Requirement: Search the records for "خالص". Copy every line where it appears.

Data to process:
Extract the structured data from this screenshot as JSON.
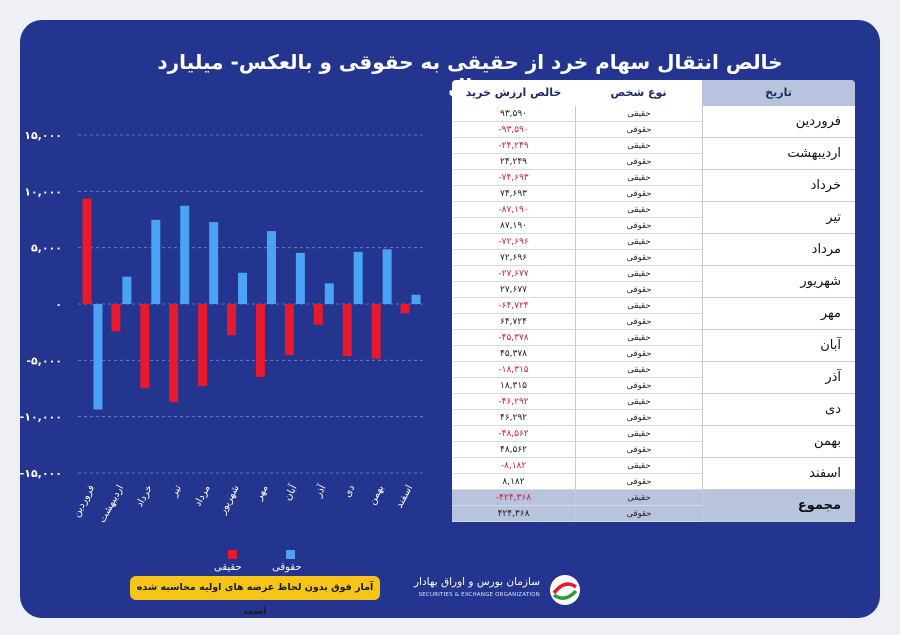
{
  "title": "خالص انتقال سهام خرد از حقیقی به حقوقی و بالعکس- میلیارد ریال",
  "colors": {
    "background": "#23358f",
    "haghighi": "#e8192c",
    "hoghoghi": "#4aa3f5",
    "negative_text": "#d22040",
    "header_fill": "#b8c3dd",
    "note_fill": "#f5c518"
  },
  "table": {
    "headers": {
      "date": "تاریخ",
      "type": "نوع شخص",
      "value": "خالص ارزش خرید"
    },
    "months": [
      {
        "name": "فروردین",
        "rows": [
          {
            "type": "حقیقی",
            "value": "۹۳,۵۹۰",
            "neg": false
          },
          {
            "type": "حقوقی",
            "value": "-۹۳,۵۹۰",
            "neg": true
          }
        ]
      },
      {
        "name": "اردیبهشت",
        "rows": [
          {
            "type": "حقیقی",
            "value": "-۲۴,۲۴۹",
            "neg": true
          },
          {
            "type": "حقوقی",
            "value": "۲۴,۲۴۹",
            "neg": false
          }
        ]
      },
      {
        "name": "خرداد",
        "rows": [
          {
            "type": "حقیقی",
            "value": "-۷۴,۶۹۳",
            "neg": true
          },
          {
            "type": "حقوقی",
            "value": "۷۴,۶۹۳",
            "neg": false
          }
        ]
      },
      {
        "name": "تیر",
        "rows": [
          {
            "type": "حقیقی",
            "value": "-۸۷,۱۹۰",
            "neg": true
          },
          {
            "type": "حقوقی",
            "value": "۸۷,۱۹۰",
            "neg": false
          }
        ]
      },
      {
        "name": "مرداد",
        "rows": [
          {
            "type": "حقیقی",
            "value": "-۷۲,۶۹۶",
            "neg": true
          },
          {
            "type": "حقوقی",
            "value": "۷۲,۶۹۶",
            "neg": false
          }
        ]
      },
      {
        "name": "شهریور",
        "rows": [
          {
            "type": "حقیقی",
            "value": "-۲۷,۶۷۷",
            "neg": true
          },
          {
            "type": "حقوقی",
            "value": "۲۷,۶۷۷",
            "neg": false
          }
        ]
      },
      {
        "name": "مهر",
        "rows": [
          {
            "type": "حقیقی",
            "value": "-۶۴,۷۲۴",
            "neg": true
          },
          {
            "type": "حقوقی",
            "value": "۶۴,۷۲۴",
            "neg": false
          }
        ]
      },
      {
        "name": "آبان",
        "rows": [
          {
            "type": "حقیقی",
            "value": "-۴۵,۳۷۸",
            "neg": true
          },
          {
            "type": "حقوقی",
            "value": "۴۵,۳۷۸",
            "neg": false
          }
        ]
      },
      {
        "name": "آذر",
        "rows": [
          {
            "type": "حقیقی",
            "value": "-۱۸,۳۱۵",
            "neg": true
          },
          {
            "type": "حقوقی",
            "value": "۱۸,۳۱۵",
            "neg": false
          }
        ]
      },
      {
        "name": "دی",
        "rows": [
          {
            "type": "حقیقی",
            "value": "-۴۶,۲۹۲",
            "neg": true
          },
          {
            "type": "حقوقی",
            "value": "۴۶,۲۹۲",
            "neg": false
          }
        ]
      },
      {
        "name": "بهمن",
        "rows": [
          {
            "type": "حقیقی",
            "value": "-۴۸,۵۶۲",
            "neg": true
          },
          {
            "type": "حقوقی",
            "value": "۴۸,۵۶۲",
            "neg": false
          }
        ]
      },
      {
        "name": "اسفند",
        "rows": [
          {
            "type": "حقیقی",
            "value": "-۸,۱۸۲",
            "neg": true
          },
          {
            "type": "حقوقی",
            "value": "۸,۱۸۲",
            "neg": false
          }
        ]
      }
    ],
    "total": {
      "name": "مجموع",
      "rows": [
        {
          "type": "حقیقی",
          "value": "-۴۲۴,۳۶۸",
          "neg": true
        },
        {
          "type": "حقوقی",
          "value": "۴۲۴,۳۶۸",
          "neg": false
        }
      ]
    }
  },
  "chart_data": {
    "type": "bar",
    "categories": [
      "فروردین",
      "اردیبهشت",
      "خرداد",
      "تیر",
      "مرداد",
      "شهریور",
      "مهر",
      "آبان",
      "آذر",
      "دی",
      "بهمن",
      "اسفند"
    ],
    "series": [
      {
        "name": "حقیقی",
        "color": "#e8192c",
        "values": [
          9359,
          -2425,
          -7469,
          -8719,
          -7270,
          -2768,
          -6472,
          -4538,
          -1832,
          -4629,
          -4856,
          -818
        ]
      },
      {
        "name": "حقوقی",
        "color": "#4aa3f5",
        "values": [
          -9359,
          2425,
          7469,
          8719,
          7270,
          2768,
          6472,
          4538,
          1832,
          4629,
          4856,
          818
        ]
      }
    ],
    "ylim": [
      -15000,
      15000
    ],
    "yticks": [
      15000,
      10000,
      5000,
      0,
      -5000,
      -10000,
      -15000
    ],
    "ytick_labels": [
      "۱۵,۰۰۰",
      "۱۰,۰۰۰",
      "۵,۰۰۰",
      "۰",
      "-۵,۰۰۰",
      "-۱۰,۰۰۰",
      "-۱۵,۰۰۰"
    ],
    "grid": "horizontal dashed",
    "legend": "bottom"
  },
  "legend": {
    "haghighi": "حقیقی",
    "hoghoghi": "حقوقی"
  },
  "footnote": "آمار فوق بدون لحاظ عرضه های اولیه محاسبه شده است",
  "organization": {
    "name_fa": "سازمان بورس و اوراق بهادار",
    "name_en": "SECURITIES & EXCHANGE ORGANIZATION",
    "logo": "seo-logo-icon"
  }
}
* * *
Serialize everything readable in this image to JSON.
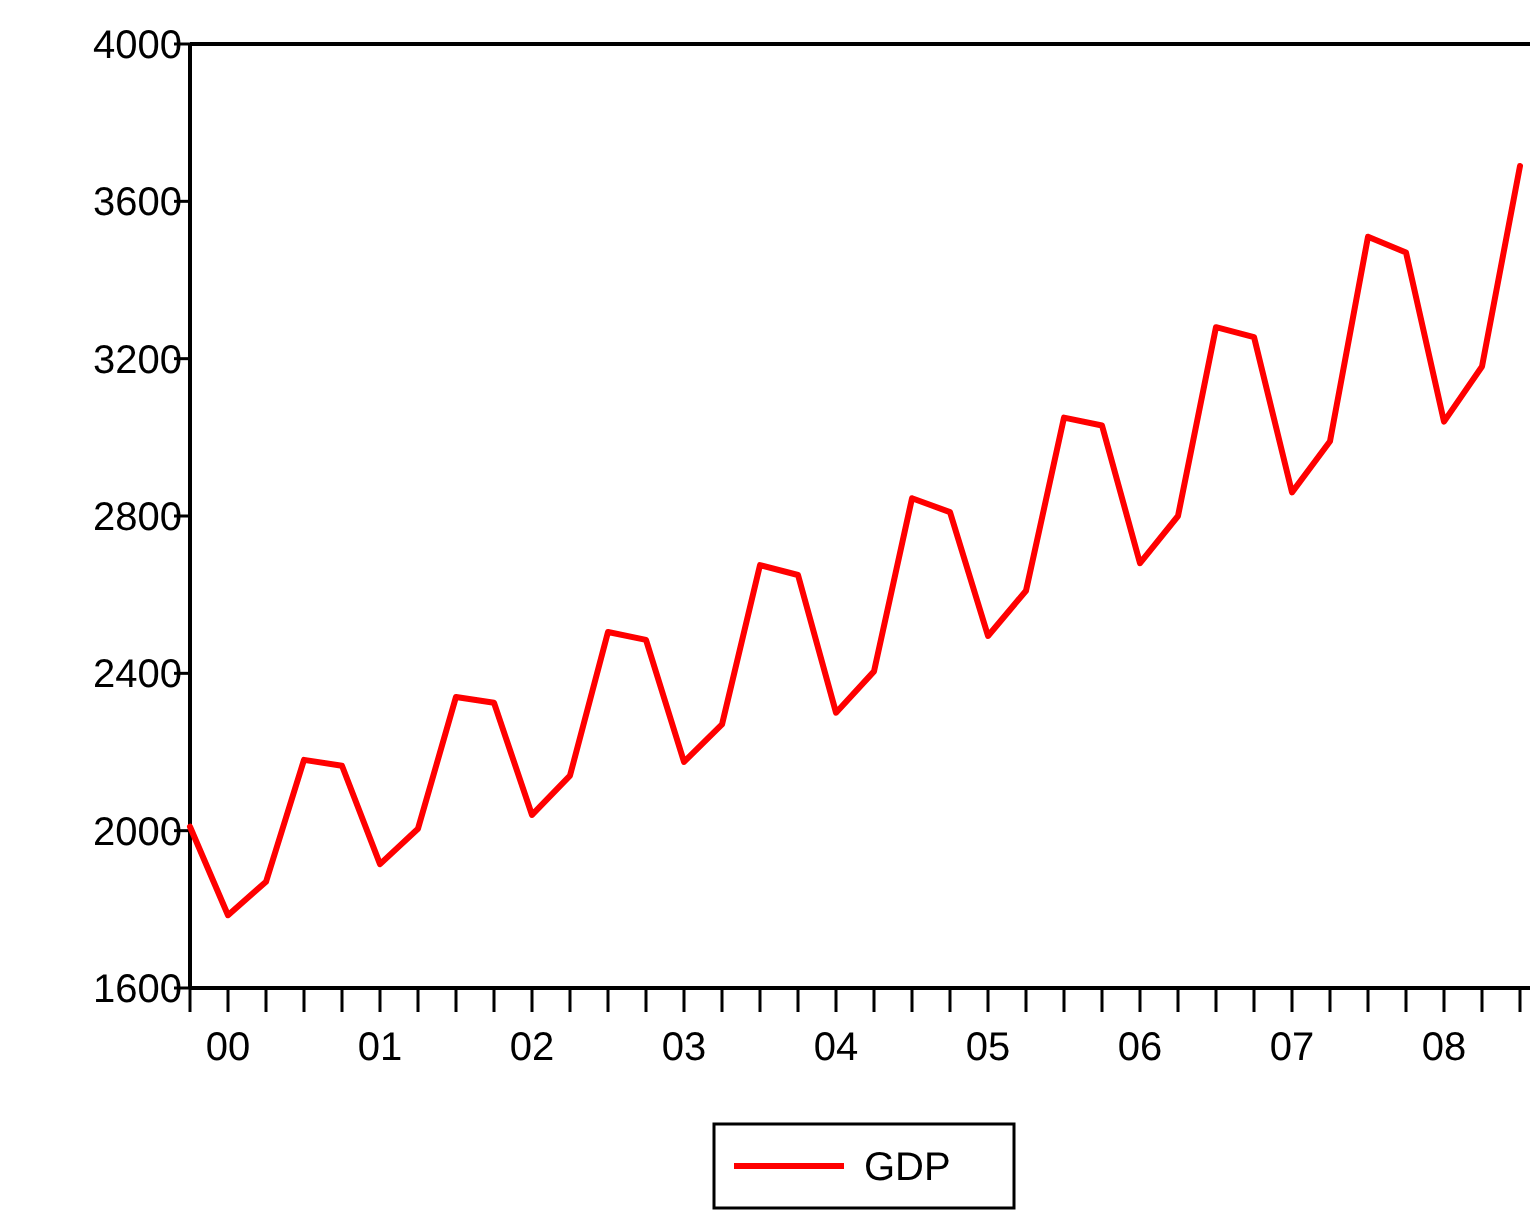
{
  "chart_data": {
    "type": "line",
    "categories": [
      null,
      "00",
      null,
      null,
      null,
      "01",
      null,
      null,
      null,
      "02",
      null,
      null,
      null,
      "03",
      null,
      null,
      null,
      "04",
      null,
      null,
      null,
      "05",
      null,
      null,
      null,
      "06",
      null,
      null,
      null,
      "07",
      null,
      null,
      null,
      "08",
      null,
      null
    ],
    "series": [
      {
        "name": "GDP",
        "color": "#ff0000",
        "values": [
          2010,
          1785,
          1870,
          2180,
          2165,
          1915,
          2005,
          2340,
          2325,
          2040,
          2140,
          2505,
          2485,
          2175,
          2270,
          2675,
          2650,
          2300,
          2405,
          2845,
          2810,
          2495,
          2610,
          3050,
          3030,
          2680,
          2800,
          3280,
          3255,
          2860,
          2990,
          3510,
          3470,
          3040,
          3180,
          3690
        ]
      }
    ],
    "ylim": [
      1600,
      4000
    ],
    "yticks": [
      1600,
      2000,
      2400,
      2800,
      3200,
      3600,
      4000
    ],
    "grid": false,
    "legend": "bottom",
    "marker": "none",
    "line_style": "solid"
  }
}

Solution to this task:
  "title": "خالص انتقال سهام خرد از حقیقی به حقوقی و بالعکس- میلیارد ریال",
      "value": "خالص ارزش خرید"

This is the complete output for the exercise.